* Problem to work on *
Put every line in the records from the one containing "x-tick-label: 1978 xyxy=(742,1120,791,1208)" down to the one containing "x-tick-label: 2005 xyxy=(1494,1120,1543,1208)", both included, into a Markdown table with the columns Row and Line. Number each row and leave out blank lines.

* Extracted entries *

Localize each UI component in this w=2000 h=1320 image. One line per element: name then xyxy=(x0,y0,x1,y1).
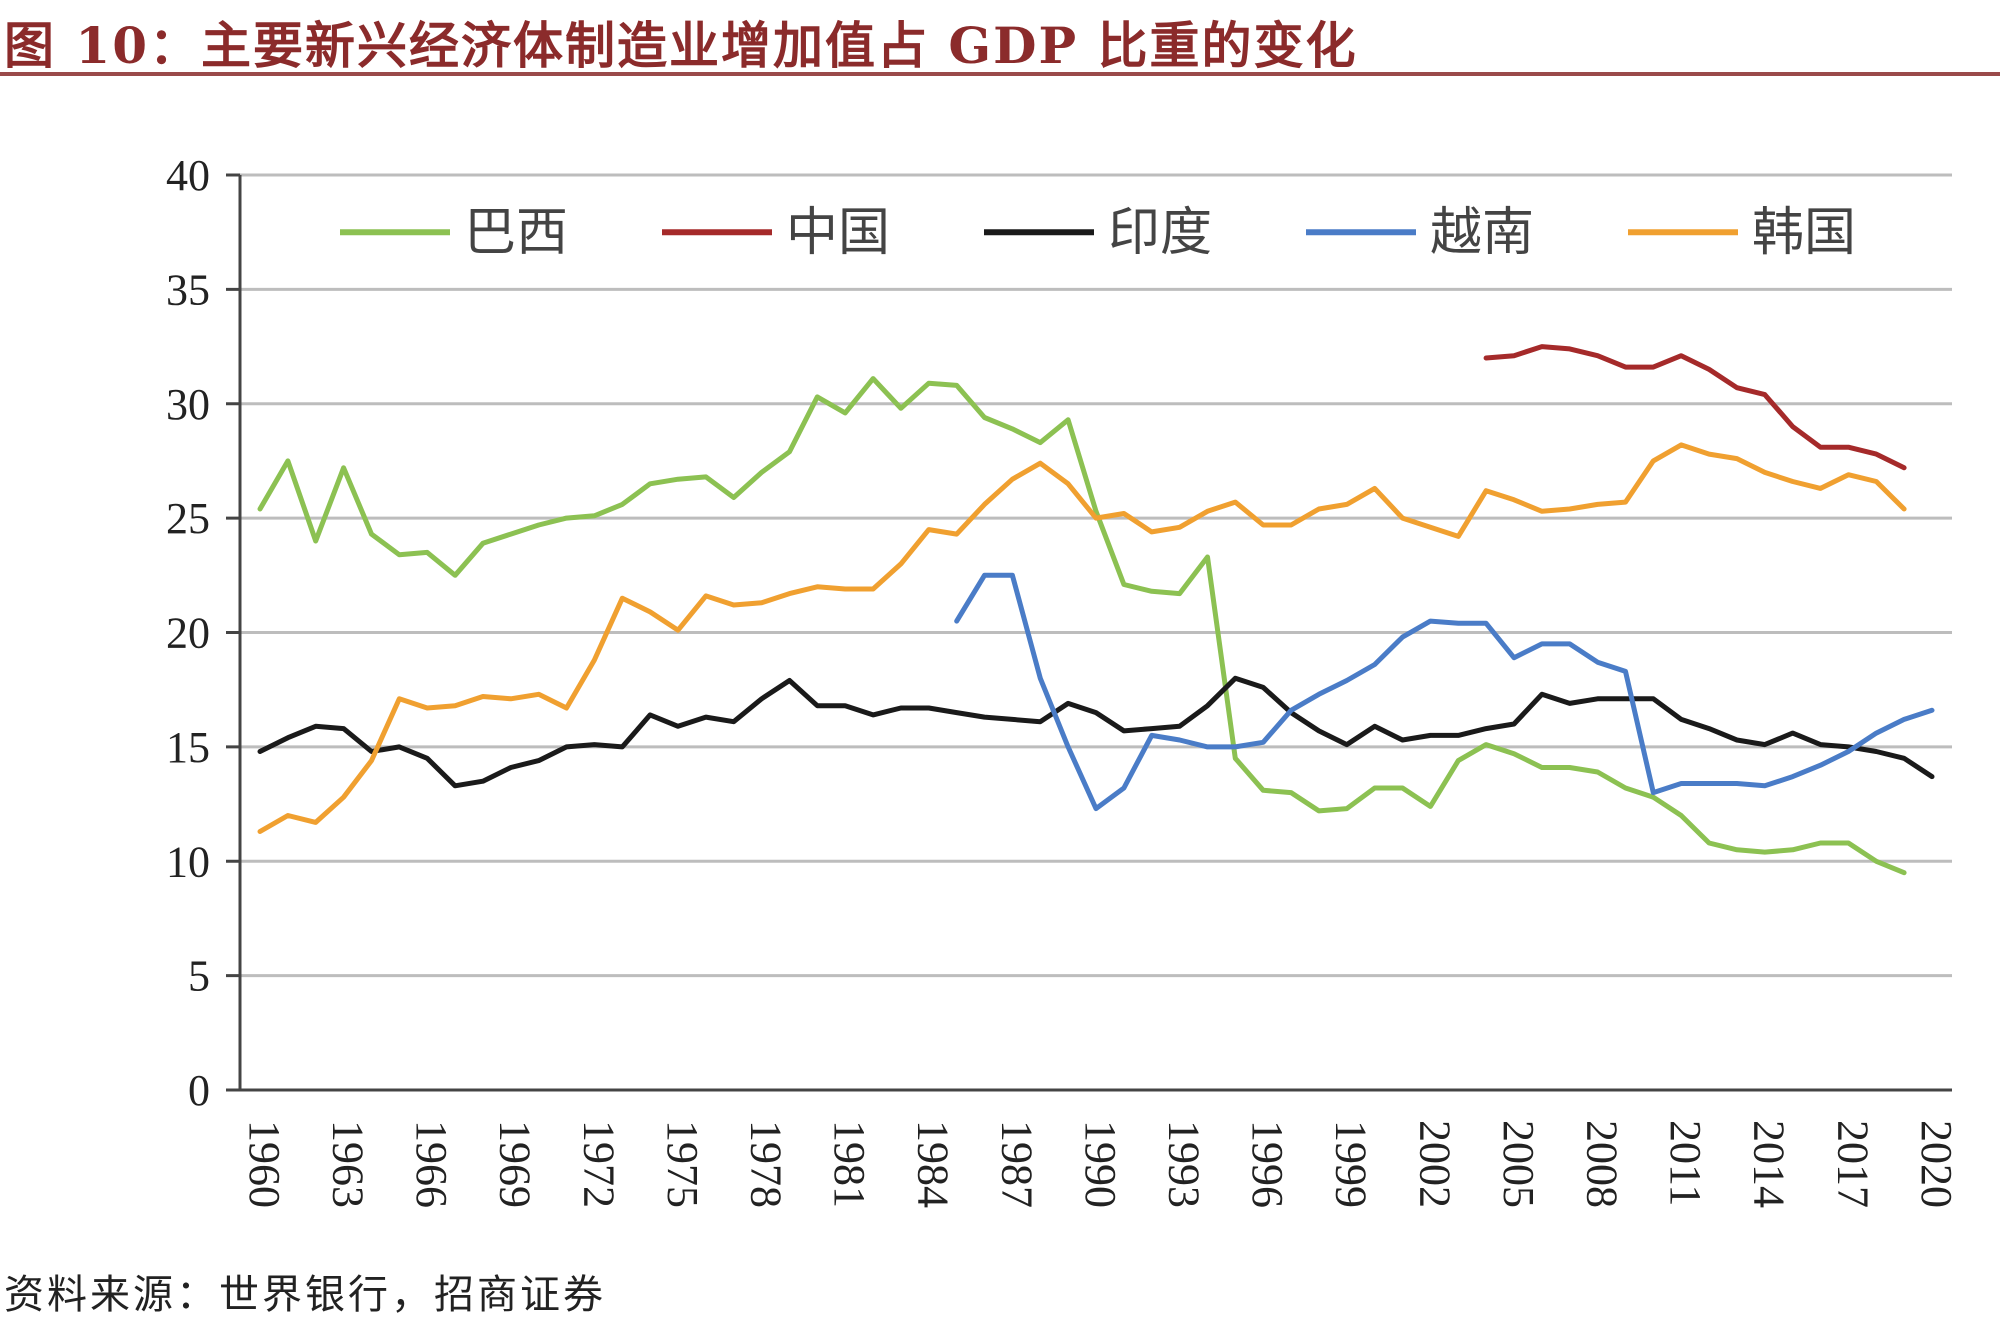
x-tick-label: 1978 xyxy=(742,1120,791,1208)
figure-title-bar: 图 10：主要新兴经济体制造业增加值占 GDP 比重的变化 xyxy=(0,0,2000,76)
x-tick-label: 1963 xyxy=(324,1120,373,1208)
x-tick-label: 1987 xyxy=(992,1120,1041,1208)
figure-title: 图 10：主要新兴经济体制造业增加值占 GDP 比重的变化 xyxy=(4,16,1358,75)
x-tick-label: 1972 xyxy=(574,1120,623,1208)
x-tick-label: 1984 xyxy=(909,1120,958,1208)
x-tick-label: 2011 xyxy=(1661,1120,1710,1206)
x-tick-label: 1969 xyxy=(491,1120,540,1208)
series-line-2 xyxy=(257,675,1935,789)
y-tick-label: 35 xyxy=(166,265,210,314)
legend: 巴西 中国 印度 越南 韩国 xyxy=(340,203,1856,263)
x-tick-label: 1975 xyxy=(658,1120,707,1208)
x-tick-label: 1996 xyxy=(1243,1120,1292,1208)
x-tick-label: 1966 xyxy=(407,1120,456,1208)
series-line-3 xyxy=(954,572,1935,812)
y-tick-label: 30 xyxy=(166,380,210,429)
legend-label: 中国 xyxy=(786,203,890,263)
y-tick-label: 25 xyxy=(166,494,210,543)
x-tick-label: 1990 xyxy=(1076,1120,1125,1208)
x-tick-label: 2017 xyxy=(1828,1120,1877,1208)
series-lines xyxy=(257,344,1935,876)
y-tick-label: 0 xyxy=(188,1066,210,1115)
x-tick-label: 1999 xyxy=(1327,1120,1376,1208)
legend-label: 韩国 xyxy=(1752,203,1856,263)
series-line-4 xyxy=(257,442,1907,834)
x-tick-label: 2005 xyxy=(1494,1120,1543,1208)
legend-label: 印度 xyxy=(1108,203,1212,263)
y-tick-label: 5 xyxy=(188,952,210,1001)
x-tick-label: 2008 xyxy=(1578,1120,1627,1208)
y-tick-label: 10 xyxy=(166,837,210,886)
x-tick-label: 1993 xyxy=(1160,1120,1209,1208)
y-tick-labels: 0 5 10 15 20 25 30 35 40 xyxy=(166,151,210,1115)
x-tick-label: 2002 xyxy=(1410,1120,1459,1208)
source-note: 资料来源：世界银行，招商证券 xyxy=(4,1272,606,1318)
y-tick-label: 15 xyxy=(166,723,210,772)
x-tick-label: 2014 xyxy=(1745,1120,1794,1208)
legend-label: 巴西 xyxy=(464,203,568,263)
grid xyxy=(240,173,1952,978)
legend-label: 越南 xyxy=(1430,203,1534,263)
x-tick-labels: 1960 1963 1966 1969 1972 1975 1978 1981 1984 1987… xyxy=(240,1120,1961,1208)
x-tick-label: 1981 xyxy=(825,1120,874,1208)
series-line-0 xyxy=(257,376,1907,876)
series-line-1 xyxy=(1483,344,1907,471)
axes xyxy=(226,173,1952,1092)
y-tick-label: 20 xyxy=(166,609,210,658)
x-tick-label: 2020 xyxy=(1912,1120,1961,1208)
x-tick-label: 1960 xyxy=(240,1120,289,1208)
title-rule xyxy=(0,72,2000,76)
y-tick-label: 40 xyxy=(166,151,210,200)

* Exercise answer *
| Row | Line |
|---|---|
| 1 | x-tick-label: 1978 xyxy=(742,1120,791,1208) |
| 2 | figure-title-bar: 图 10：主要新兴经济体制造业增加值占 GDP 比重的变化 xyxy=(0,0,2000,76) |
| 3 | x-tick-label: 1963 xyxy=(324,1120,373,1208) |
| 4 | x-tick-label: 1987 xyxy=(992,1120,1041,1208) |
| 5 | figure-title: 图 10：主要新兴经济体制造业增加值占 GDP 比重的变化 xyxy=(4,16,1358,75) |
| 6 | x-tick-label: 1972 xyxy=(574,1120,623,1208) |
| 7 | x-tick-label: 1984 xyxy=(909,1120,958,1208) |
| 8 | x-tick-label: 2011 xyxy=(1661,1120,1710,1206) |
| 9 | x-tick-label: 1969 xyxy=(491,1120,540,1208) |
| 10 | series-line-2 xyxy=(257,675,1935,789) |
| 11 | y-tick-label: 35 xyxy=(166,265,210,314) |
| 12 | legend: 巴西 中国 印度 越南 韩国 xyxy=(340,203,1856,263) |
| 13 | x-tick-label: 1975 xyxy=(658,1120,707,1208) |
| 14 | x-tick-label: 1996 xyxy=(1243,1120,1292,1208) |
| 15 | x-tick-label: 1966 xyxy=(407,1120,456,1208) |
| 16 | series-line-3 xyxy=(954,572,1935,812) |
| 17 | y-tick-label: 30 xyxy=(166,380,210,429) |
| 18 | legend-label: 中国 xyxy=(786,203,890,263) |
| 19 | y-tick-label: 25 xyxy=(166,494,210,543) |
| 20 | x-tick-label: 1990 xyxy=(1076,1120,1125,1208) |
| 21 | x-tick-label: 2017 xyxy=(1828,1120,1877,1208) |
| 22 | series-lines xyxy=(257,344,1935,876) |
| 23 | y-tick-label: 0 xyxy=(188,1066,210,1115) |
| 24 | x-tick-label: 1999 xyxy=(1327,1120,1376,1208) |
| 25 | legend-label: 韩国 xyxy=(1752,203,1856,263) |
| 26 | series-line-4 xyxy=(257,442,1907,834) |
| 27 | x-tick-label: 2005 xyxy=(1494,1120,1543,1208) |